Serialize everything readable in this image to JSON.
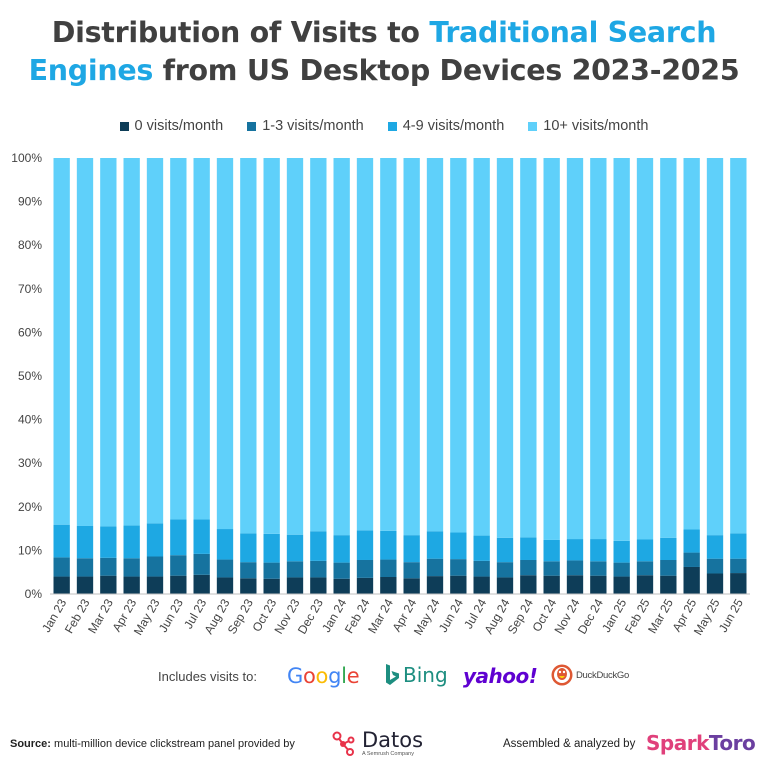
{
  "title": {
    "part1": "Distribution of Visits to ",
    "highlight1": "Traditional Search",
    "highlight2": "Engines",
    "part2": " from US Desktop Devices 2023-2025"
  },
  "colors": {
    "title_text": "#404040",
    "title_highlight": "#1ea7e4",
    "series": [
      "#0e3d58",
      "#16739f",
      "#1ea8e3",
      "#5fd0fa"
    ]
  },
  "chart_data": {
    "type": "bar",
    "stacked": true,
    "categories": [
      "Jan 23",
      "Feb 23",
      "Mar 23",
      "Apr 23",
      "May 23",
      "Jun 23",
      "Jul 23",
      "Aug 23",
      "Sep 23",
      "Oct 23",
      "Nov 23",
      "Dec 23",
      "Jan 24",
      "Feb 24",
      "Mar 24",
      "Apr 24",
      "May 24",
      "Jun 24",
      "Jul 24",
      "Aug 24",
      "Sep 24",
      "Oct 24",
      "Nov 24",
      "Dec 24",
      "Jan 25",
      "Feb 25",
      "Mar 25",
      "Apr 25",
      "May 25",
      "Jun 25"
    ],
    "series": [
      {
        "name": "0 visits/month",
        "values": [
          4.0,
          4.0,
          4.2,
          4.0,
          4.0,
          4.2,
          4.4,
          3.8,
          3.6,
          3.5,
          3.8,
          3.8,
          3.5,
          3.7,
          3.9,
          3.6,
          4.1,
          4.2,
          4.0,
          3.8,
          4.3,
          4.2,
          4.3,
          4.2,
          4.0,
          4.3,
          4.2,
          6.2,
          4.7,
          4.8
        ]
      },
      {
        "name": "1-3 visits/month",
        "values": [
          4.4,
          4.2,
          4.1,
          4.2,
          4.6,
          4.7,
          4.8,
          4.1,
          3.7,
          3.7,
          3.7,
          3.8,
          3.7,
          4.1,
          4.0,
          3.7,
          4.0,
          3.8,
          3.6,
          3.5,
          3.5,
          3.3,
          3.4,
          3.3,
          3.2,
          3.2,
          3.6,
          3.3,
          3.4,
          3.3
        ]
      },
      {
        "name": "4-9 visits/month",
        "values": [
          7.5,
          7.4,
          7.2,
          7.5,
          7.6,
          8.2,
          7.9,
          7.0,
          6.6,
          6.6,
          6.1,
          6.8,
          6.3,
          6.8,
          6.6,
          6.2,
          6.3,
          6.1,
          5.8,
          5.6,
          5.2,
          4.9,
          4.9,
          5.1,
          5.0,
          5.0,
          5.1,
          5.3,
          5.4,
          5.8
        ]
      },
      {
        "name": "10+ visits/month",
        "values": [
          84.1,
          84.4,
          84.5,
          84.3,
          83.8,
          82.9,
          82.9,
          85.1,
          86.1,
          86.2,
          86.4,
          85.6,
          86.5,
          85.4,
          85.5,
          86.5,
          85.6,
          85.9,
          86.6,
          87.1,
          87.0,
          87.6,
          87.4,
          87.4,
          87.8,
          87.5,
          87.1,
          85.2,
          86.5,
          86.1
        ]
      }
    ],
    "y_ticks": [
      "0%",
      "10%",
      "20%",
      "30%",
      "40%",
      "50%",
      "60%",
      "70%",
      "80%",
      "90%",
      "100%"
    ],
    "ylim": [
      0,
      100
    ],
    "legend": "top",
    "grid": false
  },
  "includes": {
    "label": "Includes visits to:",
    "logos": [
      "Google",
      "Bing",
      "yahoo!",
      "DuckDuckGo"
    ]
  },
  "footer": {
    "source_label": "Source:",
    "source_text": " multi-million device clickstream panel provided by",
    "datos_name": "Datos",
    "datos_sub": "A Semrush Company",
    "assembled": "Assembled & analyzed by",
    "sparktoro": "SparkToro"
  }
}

....

> **Given request**: Make an exact copy of the records above, with the pictures left out.

> **Full output**:
Serialize everything readable in this image to JSON.
{
  "title": {
    "part1": "Distribution of Visits to ",
    "highlight1": "Traditional Search",
    "highlight2": "Engines",
    "part2": " from US Desktop Devices 2023-2025"
  },
  "colors": {
    "title_text": "#404040",
    "title_highlight": "#1ea7e4",
    "series": [
      "#0e3d58",
      "#16739f",
      "#1ea8e3",
      "#5fd0fa"
    ]
  },
  "chart_data": {
    "type": "bar",
    "stacked": true,
    "categories": [
      "Jan 23",
      "Feb 23",
      "Mar 23",
      "Apr 23",
      "May 23",
      "Jun 23",
      "Jul 23",
      "Aug 23",
      "Sep 23",
      "Oct 23",
      "Nov 23",
      "Dec 23",
      "Jan 24",
      "Feb 24",
      "Mar 24",
      "Apr 24",
      "May 24",
      "Jun 24",
      "Jul 24",
      "Aug 24",
      "Sep 24",
      "Oct 24",
      "Nov 24",
      "Dec 24",
      "Jan 25",
      "Feb 25",
      "Mar 25",
      "Apr 25",
      "May 25",
      "Jun 25"
    ],
    "series": [
      {
        "name": "0 visits/month",
        "values": [
          4.0,
          4.0,
          4.2,
          4.0,
          4.0,
          4.2,
          4.4,
          3.8,
          3.6,
          3.5,
          3.8,
          3.8,
          3.5,
          3.7,
          3.9,
          3.6,
          4.1,
          4.2,
          4.0,
          3.8,
          4.3,
          4.2,
          4.3,
          4.2,
          4.0,
          4.3,
          4.2,
          6.2,
          4.7,
          4.8
        ]
      },
      {
        "name": "1-3 visits/month",
        "values": [
          4.4,
          4.2,
          4.1,
          4.2,
          4.6,
          4.7,
          4.8,
          4.1,
          3.7,
          3.7,
          3.7,
          3.8,
          3.7,
          4.1,
          4.0,
          3.7,
          4.0,
          3.8,
          3.6,
          3.5,
          3.5,
          3.3,
          3.4,
          3.3,
          3.2,
          3.2,
          3.6,
          3.3,
          3.4,
          3.3
        ]
      },
      {
        "name": "4-9 visits/month",
        "values": [
          7.5,
          7.4,
          7.2,
          7.5,
          7.6,
          8.2,
          7.9,
          7.0,
          6.6,
          6.6,
          6.1,
          6.8,
          6.3,
          6.8,
          6.6,
          6.2,
          6.3,
          6.1,
          5.8,
          5.6,
          5.2,
          4.9,
          4.9,
          5.1,
          5.0,
          5.0,
          5.1,
          5.3,
          5.4,
          5.8
        ]
      },
      {
        "name": "10+ visits/month",
        "values": [
          84.1,
          84.4,
          84.5,
          84.3,
          83.8,
          82.9,
          82.9,
          85.1,
          86.1,
          86.2,
          86.4,
          85.6,
          86.5,
          85.4,
          85.5,
          86.5,
          85.6,
          85.9,
          86.6,
          87.1,
          87.0,
          87.6,
          87.4,
          87.4,
          87.8,
          87.5,
          87.1,
          85.2,
          86.5,
          86.1
        ]
      }
    ],
    "y_ticks": [
      "0%",
      "10%",
      "20%",
      "30%",
      "40%",
      "50%",
      "60%",
      "70%",
      "80%",
      "90%",
      "100%"
    ],
    "ylim": [
      0,
      100
    ],
    "legend": "top",
    "grid": false
  },
  "includes": {
    "label": "Includes visits to:",
    "logos": [
      "Google",
      "Bing",
      "yahoo!",
      "DuckDuckGo"
    ]
  },
  "footer": {
    "source_label": "Source:",
    "source_text": " multi-million device clickstream panel provided by",
    "datos_name": "Datos",
    "datos_sub": "A Semrush Company",
    "assembled": "Assembled & analyzed by",
    "sparktoro": "SparkToro"
  }
}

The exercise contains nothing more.